Where the data below has the string "accent", return the whole line.

▬▬▬▬▬▬

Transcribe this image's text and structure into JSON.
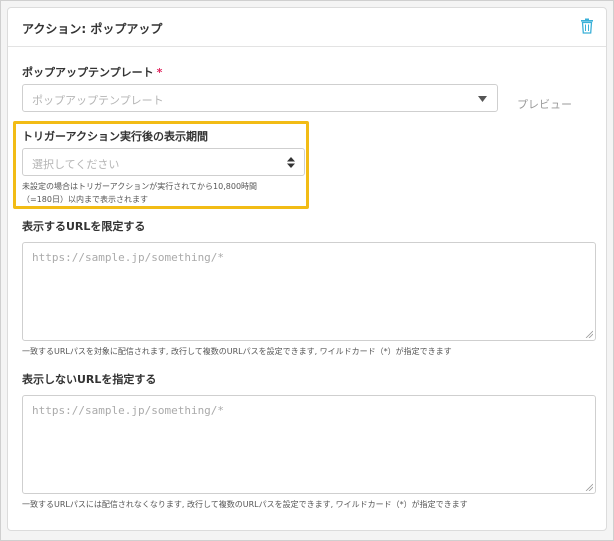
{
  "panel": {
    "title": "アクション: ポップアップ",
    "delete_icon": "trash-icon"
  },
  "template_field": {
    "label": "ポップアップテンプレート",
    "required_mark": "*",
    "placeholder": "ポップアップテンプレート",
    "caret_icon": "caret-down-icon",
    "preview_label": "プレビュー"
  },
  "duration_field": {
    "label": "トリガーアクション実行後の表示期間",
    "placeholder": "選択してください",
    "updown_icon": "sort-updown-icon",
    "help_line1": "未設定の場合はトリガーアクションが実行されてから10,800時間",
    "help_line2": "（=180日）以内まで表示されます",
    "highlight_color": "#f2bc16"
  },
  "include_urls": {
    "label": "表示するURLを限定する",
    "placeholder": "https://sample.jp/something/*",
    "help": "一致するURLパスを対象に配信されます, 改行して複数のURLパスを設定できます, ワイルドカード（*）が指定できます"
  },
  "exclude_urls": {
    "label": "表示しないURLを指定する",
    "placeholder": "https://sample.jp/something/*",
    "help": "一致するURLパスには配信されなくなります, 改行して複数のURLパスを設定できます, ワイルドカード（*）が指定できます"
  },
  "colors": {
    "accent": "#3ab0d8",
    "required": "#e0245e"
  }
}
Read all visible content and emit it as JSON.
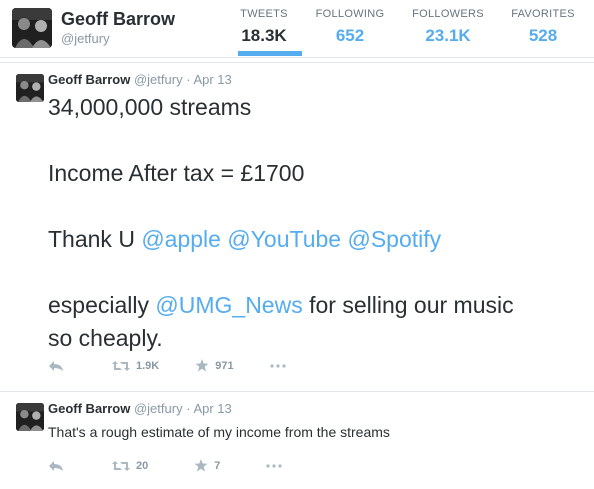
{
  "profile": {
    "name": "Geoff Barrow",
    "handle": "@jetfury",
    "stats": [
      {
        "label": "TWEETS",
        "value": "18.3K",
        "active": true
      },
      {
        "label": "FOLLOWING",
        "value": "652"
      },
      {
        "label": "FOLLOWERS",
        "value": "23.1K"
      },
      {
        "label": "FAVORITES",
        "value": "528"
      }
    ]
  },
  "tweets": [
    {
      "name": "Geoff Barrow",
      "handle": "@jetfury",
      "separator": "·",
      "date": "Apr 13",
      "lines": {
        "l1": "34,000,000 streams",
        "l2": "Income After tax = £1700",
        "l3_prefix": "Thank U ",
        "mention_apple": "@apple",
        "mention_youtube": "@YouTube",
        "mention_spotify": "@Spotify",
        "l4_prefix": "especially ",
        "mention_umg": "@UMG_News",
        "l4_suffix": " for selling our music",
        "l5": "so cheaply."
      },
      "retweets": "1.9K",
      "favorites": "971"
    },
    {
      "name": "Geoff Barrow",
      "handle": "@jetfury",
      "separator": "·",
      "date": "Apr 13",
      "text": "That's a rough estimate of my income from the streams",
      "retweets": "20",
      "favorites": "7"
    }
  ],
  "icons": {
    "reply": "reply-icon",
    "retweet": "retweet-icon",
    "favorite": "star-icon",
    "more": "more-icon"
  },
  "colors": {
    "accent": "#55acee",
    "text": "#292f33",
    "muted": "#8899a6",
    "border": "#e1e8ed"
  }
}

▬▬▬▬▬▬

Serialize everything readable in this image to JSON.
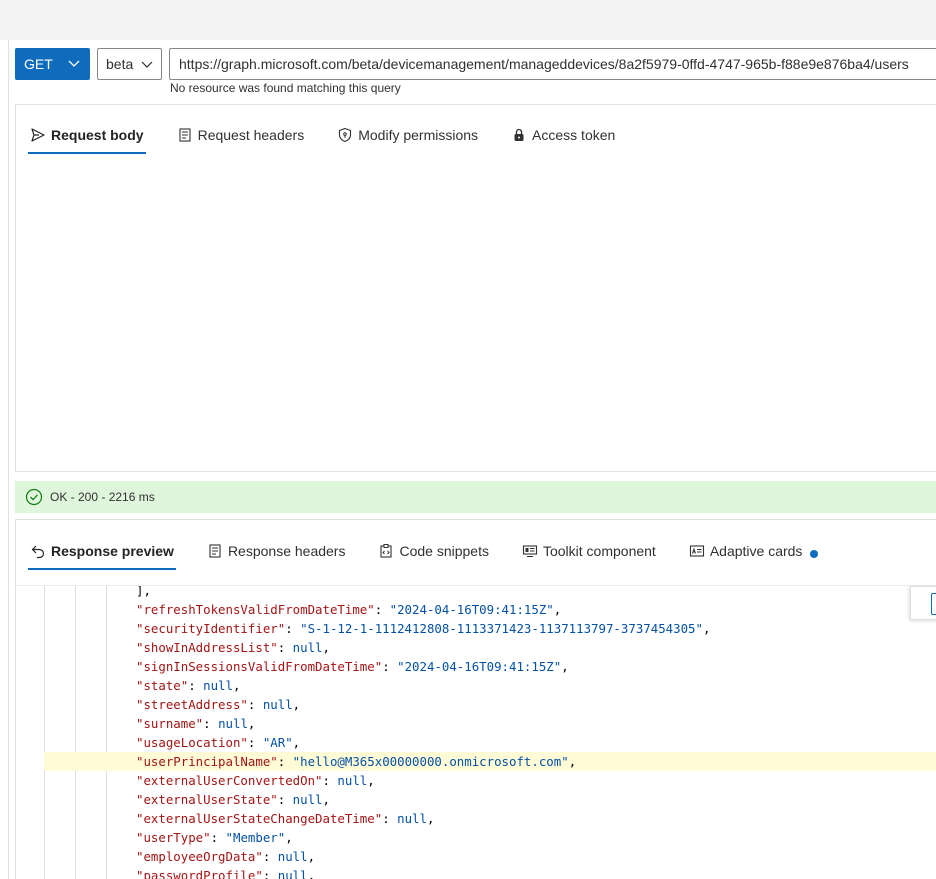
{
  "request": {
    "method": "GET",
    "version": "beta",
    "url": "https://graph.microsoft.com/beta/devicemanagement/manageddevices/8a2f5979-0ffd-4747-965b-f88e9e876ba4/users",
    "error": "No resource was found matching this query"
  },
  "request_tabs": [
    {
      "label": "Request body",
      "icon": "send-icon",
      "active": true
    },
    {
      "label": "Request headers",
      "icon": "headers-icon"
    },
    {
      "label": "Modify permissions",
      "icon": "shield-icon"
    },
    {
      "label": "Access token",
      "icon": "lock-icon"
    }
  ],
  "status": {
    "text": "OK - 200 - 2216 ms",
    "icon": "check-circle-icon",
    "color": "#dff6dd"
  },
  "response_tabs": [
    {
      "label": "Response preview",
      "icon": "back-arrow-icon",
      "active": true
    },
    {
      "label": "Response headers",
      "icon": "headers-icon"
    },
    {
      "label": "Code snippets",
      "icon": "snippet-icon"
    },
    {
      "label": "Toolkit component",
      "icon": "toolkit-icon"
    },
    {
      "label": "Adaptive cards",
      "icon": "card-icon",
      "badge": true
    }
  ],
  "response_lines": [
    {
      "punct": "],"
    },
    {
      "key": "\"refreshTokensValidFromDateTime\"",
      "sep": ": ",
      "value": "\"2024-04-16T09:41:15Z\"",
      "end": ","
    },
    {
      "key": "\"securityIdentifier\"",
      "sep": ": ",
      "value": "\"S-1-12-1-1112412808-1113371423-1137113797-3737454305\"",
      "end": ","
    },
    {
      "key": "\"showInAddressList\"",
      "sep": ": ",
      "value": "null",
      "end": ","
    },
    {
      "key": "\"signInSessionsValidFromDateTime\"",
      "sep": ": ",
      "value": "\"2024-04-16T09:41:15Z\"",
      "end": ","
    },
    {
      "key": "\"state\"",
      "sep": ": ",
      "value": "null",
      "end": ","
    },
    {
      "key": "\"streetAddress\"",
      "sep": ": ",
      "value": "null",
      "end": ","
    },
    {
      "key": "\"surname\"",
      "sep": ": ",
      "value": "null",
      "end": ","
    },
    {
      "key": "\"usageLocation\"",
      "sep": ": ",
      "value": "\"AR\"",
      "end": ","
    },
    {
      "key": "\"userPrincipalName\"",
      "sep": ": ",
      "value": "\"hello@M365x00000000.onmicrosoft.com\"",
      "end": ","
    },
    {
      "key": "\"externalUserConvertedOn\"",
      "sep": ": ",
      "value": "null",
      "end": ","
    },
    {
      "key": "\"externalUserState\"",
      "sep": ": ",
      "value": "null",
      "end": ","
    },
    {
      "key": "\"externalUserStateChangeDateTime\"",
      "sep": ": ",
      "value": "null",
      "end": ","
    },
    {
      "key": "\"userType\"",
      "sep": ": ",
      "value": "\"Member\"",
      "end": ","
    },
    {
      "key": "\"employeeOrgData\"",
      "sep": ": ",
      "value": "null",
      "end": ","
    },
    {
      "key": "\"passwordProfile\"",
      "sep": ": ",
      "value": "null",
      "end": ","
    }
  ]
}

▬▬▬▬▬▬

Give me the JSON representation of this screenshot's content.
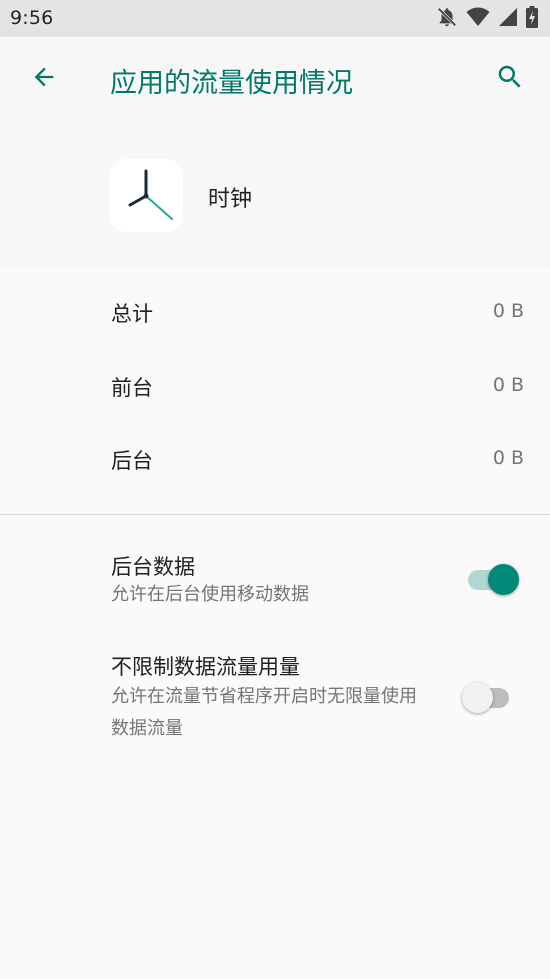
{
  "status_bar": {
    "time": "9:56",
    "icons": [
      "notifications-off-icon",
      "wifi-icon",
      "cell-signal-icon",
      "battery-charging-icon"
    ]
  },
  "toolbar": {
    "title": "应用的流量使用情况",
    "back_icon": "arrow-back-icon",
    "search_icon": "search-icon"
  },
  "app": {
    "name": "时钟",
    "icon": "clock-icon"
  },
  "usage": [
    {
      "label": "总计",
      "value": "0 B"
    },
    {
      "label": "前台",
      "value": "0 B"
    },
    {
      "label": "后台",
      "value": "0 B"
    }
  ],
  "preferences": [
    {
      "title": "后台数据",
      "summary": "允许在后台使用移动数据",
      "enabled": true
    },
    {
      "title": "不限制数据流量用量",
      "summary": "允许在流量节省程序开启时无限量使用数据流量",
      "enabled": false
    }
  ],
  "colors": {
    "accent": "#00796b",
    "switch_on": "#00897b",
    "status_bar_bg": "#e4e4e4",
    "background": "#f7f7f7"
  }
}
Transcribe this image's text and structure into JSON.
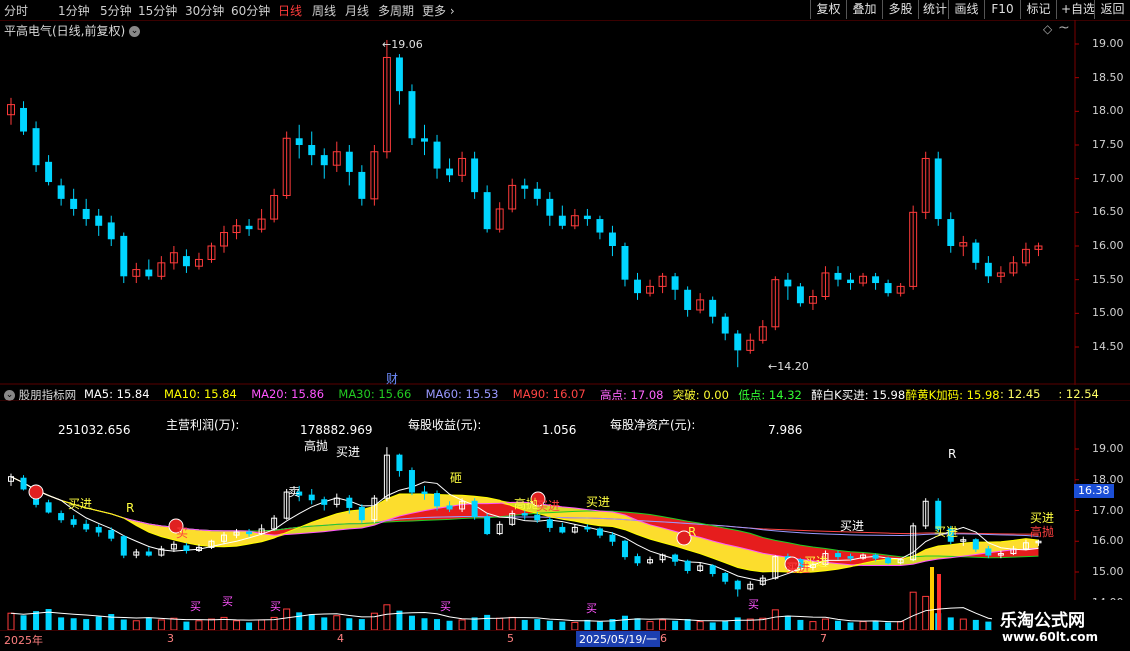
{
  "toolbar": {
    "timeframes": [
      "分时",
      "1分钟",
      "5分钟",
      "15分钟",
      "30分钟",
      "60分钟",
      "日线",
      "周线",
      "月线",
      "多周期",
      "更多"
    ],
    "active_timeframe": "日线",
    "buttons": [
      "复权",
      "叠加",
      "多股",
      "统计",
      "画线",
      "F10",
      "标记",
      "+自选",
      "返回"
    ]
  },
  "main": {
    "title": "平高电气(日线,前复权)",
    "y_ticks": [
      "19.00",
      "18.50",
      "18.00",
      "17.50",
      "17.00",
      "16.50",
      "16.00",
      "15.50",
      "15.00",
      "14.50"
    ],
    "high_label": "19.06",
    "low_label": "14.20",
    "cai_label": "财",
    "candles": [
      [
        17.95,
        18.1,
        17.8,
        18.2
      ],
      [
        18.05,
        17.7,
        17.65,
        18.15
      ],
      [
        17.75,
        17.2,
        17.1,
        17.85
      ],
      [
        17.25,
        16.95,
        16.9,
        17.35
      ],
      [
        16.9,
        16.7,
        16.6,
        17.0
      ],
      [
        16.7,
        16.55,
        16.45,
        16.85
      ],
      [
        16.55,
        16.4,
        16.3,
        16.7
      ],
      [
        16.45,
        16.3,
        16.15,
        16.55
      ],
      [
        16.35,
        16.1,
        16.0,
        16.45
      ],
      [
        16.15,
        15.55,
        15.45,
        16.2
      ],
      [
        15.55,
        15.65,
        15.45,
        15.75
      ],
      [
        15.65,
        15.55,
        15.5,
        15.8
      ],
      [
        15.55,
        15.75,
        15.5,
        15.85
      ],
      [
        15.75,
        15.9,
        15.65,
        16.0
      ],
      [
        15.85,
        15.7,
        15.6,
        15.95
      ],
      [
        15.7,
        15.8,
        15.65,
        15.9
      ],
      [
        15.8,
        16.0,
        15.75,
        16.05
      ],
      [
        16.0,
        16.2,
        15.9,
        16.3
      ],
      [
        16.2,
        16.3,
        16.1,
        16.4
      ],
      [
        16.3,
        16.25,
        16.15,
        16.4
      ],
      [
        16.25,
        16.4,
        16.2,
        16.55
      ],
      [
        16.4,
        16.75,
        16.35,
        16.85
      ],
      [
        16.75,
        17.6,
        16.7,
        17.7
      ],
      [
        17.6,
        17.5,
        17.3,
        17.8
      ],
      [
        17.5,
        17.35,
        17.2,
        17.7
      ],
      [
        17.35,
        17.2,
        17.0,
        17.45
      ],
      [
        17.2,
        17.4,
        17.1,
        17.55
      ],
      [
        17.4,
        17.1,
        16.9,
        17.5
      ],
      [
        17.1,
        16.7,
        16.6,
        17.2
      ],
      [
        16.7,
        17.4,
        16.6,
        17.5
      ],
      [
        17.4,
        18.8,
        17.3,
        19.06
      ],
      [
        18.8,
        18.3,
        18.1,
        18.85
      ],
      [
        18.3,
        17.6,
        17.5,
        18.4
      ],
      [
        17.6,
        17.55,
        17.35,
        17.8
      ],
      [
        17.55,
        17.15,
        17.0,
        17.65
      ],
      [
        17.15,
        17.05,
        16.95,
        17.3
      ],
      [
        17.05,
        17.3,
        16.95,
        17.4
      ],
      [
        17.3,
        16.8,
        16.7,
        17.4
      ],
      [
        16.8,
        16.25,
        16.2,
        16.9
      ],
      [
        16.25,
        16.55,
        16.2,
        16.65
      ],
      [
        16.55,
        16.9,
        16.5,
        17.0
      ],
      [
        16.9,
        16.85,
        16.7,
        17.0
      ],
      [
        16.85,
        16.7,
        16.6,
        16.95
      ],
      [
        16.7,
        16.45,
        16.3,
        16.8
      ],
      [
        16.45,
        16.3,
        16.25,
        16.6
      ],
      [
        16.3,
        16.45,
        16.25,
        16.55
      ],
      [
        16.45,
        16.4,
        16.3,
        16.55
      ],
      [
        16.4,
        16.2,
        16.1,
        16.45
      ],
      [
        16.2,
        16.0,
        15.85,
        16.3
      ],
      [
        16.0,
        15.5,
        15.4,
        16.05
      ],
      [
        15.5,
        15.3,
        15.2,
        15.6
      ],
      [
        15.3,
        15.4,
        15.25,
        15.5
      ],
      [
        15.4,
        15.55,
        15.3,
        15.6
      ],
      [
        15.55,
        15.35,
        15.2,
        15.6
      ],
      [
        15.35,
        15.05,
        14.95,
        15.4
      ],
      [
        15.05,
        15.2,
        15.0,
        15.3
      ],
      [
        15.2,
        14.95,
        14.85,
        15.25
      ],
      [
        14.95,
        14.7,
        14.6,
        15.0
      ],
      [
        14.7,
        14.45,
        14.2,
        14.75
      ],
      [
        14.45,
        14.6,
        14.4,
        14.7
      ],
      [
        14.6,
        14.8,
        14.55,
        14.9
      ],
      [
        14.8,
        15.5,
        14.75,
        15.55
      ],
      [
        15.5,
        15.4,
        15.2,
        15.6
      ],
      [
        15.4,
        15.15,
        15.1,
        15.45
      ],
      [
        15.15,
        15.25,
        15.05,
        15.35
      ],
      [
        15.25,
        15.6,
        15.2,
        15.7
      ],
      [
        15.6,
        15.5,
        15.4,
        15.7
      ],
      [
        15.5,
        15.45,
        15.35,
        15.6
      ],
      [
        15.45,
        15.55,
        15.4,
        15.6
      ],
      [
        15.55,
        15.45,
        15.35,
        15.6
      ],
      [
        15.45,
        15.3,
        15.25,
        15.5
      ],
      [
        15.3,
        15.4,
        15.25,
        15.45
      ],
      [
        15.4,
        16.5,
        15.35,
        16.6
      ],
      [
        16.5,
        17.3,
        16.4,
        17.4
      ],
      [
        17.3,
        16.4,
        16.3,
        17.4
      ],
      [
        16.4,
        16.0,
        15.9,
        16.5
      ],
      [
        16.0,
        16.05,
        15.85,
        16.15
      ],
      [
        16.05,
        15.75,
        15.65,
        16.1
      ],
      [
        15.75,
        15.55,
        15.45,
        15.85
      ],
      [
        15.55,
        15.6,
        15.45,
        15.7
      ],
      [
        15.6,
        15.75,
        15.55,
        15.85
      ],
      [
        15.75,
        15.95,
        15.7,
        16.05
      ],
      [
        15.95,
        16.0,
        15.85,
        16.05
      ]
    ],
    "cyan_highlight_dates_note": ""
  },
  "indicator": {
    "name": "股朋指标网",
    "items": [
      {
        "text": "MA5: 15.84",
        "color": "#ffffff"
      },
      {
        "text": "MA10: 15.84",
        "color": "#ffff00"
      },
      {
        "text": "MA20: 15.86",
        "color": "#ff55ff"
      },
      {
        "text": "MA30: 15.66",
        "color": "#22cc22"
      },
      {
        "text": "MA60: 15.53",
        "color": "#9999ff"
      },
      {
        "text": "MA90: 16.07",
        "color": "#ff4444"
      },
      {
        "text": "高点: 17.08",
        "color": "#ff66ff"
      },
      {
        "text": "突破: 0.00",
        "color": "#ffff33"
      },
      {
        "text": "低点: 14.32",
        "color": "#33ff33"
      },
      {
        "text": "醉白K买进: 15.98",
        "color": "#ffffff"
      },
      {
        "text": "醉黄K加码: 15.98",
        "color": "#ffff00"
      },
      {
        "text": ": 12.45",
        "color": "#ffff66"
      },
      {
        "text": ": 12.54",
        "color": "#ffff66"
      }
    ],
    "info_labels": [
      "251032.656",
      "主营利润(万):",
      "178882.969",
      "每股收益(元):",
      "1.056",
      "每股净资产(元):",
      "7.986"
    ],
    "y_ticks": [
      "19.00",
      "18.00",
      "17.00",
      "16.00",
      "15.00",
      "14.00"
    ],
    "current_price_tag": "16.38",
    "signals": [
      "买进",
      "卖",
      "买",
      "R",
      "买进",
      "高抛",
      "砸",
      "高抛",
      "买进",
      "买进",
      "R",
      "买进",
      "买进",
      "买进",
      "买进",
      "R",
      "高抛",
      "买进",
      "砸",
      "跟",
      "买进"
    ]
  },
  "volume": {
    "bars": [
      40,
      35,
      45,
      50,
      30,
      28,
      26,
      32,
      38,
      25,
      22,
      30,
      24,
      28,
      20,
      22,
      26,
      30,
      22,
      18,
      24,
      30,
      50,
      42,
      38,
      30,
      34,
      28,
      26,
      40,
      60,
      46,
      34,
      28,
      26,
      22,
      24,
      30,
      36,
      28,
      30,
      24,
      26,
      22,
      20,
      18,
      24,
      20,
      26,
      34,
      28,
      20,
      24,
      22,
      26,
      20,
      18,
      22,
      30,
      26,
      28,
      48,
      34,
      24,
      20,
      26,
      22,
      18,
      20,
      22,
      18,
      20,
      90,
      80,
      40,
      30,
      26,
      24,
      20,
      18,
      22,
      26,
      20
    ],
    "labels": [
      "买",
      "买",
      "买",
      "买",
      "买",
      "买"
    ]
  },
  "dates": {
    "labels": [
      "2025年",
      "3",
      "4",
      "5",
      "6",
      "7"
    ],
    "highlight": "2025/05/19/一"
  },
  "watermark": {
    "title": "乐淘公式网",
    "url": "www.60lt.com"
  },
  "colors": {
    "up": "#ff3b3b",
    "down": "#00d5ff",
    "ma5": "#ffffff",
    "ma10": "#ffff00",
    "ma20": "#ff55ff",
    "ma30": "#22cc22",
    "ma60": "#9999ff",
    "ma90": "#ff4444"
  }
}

▬▬▬▬▬▬

- [FULL SOLUTION]:
    "accent": "#3ab0d8",
    "accent": "#55acee",
    "accent": "#00796b",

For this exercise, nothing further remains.